DESCRIPTION OF THE TASK |
Of all the lines in the records below, how many hold the word "Kroupa"? Give the number alone.

#####

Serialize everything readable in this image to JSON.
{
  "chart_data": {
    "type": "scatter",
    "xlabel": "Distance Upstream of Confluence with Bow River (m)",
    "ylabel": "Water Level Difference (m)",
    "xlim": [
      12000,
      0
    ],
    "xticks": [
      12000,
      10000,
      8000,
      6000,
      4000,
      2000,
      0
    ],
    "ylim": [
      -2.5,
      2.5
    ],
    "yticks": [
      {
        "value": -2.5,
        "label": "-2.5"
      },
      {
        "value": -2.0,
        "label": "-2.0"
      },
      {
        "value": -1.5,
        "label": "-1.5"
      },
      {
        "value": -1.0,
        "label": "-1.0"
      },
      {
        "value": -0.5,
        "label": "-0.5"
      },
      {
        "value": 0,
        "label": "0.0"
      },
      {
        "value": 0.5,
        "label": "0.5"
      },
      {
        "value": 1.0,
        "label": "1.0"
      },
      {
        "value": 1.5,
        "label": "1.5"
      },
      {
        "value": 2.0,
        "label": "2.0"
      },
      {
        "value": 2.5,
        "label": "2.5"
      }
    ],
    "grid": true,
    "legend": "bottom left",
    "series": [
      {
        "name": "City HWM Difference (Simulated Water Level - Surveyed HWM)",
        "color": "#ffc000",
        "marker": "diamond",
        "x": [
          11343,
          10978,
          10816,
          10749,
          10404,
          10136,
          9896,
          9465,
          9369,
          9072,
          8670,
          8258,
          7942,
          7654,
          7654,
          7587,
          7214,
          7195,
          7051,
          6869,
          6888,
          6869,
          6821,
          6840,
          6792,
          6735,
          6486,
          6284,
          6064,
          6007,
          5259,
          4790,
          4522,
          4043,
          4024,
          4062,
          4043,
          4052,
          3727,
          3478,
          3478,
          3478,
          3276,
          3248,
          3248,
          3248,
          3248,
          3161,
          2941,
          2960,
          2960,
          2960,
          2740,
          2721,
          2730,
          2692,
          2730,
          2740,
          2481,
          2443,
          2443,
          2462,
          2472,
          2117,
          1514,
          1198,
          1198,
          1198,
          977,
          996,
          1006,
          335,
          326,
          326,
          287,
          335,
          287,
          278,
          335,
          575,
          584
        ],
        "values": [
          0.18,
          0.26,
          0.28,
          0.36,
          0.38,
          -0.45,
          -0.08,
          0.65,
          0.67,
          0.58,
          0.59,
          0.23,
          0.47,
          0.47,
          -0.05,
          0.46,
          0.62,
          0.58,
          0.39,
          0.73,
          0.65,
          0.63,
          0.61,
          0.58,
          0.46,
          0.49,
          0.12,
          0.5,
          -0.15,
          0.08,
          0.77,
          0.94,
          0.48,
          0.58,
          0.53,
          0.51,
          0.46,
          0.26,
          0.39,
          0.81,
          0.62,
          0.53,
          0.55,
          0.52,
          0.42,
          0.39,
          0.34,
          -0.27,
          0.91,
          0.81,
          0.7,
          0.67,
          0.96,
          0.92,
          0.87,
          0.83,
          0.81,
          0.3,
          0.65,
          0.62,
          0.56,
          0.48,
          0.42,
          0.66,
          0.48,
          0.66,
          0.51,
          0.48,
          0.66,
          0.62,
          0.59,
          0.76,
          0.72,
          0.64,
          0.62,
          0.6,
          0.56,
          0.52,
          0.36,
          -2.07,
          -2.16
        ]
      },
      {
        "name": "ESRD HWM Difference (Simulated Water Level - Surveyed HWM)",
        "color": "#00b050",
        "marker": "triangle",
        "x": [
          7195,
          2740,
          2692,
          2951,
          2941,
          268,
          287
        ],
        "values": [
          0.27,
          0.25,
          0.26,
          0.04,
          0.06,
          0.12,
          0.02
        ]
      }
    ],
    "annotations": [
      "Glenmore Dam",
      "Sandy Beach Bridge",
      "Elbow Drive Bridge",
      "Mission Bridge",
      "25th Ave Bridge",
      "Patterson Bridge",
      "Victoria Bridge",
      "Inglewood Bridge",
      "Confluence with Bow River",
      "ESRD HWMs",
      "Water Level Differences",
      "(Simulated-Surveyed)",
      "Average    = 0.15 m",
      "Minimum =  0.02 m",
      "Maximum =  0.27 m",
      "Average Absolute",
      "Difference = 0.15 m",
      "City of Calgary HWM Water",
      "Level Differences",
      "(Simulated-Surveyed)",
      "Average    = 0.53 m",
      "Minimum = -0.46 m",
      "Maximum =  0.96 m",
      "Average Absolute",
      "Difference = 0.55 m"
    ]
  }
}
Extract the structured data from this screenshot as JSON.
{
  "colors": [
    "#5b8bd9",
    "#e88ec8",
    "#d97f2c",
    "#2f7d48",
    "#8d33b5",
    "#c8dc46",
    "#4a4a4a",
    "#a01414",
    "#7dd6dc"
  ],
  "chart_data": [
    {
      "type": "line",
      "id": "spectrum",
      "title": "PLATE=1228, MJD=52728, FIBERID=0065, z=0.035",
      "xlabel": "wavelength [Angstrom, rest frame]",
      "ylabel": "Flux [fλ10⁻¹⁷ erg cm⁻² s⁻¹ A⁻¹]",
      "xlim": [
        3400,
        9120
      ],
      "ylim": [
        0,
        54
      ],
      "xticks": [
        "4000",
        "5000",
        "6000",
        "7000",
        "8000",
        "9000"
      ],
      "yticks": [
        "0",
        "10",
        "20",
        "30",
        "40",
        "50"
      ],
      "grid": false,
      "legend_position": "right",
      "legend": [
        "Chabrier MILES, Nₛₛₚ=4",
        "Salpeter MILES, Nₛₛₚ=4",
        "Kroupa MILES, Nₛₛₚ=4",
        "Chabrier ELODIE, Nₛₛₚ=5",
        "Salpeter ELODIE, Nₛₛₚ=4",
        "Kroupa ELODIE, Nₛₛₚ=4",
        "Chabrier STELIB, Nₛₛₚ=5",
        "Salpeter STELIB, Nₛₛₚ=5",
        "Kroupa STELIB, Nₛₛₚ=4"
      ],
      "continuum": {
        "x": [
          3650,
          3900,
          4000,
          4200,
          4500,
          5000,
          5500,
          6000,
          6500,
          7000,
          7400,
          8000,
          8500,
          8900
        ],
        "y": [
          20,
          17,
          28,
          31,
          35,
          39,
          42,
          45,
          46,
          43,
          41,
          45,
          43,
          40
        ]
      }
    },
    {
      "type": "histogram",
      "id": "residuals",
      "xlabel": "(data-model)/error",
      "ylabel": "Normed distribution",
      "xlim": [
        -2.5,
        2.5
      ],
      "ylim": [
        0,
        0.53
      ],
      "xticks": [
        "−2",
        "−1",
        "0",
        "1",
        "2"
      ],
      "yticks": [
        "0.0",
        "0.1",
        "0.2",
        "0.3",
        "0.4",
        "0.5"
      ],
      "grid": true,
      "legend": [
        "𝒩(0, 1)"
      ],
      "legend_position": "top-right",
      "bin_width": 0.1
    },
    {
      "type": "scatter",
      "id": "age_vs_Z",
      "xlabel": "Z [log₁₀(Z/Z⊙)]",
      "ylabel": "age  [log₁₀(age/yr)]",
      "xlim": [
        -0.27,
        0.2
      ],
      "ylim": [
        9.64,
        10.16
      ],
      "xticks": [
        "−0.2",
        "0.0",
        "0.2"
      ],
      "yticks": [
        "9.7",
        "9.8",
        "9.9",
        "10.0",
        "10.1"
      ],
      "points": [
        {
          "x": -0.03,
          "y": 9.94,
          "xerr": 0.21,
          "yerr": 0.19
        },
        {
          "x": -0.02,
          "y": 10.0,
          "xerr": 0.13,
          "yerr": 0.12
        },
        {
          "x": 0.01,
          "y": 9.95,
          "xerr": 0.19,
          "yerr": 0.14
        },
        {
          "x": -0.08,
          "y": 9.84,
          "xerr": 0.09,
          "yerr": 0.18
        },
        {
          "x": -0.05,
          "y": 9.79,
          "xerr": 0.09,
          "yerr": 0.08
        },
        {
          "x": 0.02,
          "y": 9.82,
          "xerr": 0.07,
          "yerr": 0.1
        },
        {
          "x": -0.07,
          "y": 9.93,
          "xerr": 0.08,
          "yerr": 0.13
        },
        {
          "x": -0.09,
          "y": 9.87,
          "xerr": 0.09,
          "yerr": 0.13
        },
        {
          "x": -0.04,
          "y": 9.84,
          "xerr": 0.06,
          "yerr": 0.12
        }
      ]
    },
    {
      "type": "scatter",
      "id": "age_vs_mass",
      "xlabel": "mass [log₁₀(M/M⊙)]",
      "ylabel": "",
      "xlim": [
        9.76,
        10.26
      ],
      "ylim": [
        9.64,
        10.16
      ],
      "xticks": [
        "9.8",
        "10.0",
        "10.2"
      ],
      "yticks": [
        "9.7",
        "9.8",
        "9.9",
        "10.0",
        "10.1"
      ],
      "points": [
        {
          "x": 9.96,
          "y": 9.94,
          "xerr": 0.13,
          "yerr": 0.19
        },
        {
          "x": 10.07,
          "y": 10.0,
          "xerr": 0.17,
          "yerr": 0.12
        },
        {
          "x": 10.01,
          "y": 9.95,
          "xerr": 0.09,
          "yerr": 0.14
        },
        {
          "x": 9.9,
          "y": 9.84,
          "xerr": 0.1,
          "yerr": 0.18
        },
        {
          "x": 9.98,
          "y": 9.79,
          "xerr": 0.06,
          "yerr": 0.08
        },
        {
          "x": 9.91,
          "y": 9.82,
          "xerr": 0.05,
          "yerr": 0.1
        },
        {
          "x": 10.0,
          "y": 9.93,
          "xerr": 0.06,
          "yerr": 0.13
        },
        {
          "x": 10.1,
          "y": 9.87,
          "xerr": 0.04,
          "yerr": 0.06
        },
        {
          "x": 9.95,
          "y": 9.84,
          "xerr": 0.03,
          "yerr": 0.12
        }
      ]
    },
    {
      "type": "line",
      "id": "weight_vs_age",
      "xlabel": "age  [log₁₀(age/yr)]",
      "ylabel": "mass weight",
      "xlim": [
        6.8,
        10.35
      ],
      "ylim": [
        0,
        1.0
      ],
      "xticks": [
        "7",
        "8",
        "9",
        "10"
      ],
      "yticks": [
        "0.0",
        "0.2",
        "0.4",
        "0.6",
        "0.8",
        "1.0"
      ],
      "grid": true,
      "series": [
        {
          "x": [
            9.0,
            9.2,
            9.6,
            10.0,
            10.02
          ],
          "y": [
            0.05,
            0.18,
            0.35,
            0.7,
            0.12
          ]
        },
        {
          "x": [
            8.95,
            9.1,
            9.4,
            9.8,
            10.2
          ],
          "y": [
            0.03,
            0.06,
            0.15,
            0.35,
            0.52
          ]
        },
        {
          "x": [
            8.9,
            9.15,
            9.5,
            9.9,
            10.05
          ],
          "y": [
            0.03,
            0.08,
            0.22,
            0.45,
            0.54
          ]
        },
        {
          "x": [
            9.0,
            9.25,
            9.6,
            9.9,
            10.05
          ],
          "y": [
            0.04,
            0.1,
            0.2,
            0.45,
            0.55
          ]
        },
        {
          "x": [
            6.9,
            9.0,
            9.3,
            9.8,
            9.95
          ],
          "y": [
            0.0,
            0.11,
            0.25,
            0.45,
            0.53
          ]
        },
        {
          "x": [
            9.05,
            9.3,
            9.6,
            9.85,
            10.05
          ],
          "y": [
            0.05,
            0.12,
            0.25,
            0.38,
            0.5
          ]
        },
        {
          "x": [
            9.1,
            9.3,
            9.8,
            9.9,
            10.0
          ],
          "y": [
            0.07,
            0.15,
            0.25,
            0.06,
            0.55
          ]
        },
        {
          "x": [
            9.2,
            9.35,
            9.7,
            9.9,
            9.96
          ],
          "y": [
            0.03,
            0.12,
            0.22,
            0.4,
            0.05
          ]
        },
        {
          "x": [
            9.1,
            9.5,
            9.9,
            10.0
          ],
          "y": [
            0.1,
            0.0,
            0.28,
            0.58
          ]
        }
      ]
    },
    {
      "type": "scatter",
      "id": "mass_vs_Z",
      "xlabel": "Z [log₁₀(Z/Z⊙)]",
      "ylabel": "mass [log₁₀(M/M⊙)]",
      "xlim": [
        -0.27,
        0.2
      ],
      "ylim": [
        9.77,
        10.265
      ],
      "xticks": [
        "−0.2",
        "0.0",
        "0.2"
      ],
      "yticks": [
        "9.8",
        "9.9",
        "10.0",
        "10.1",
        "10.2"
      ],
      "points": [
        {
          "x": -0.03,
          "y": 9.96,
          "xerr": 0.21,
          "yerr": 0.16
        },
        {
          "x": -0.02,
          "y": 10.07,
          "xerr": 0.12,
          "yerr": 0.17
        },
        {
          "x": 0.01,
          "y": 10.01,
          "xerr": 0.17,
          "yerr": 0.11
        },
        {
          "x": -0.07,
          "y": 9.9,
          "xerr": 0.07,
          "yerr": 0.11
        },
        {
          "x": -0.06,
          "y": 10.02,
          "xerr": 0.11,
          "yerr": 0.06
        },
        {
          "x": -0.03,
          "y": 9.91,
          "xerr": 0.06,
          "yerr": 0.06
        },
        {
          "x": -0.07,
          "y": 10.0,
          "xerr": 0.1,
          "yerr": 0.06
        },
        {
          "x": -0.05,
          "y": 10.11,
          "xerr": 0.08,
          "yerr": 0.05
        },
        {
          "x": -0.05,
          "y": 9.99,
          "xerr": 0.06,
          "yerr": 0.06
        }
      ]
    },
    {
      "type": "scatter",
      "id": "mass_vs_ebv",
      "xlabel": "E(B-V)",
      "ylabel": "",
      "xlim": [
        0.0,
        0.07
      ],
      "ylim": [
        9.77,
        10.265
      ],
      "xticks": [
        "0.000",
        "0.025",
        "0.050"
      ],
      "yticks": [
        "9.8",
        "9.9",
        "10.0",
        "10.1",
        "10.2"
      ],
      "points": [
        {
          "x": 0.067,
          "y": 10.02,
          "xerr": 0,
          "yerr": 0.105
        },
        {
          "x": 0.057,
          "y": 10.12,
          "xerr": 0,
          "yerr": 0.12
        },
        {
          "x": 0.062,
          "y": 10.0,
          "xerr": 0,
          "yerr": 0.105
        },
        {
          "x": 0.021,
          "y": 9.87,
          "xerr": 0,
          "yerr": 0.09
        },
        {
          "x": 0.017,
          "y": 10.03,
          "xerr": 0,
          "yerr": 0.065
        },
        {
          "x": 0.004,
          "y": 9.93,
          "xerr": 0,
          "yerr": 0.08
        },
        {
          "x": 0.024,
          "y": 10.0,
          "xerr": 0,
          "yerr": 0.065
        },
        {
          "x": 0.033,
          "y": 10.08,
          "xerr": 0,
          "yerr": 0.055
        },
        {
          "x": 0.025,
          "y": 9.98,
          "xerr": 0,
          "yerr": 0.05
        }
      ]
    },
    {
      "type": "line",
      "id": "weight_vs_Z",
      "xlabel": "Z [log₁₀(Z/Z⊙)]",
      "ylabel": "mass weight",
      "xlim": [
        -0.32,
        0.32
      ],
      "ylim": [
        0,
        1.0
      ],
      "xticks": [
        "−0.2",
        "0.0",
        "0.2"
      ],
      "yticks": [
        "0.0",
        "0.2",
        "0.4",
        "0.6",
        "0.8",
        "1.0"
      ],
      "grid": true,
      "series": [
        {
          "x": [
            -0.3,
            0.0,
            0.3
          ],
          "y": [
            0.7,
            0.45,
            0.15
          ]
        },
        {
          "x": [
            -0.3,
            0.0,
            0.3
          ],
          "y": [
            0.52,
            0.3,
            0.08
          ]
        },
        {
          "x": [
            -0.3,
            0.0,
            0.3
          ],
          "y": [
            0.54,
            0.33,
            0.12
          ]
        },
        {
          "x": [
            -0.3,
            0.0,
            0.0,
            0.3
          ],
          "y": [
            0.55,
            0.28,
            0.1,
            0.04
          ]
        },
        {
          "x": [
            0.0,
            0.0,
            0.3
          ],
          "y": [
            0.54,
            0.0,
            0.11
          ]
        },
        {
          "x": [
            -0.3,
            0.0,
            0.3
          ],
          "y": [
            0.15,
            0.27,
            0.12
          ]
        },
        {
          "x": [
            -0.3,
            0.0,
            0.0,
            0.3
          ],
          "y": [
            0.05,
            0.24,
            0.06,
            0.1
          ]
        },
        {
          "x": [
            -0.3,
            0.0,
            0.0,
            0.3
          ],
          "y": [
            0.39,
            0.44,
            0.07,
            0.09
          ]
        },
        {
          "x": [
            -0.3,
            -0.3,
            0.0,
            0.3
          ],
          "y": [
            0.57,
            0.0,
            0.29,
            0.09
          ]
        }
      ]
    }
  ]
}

#####

RESULT OF THIS TASK |
3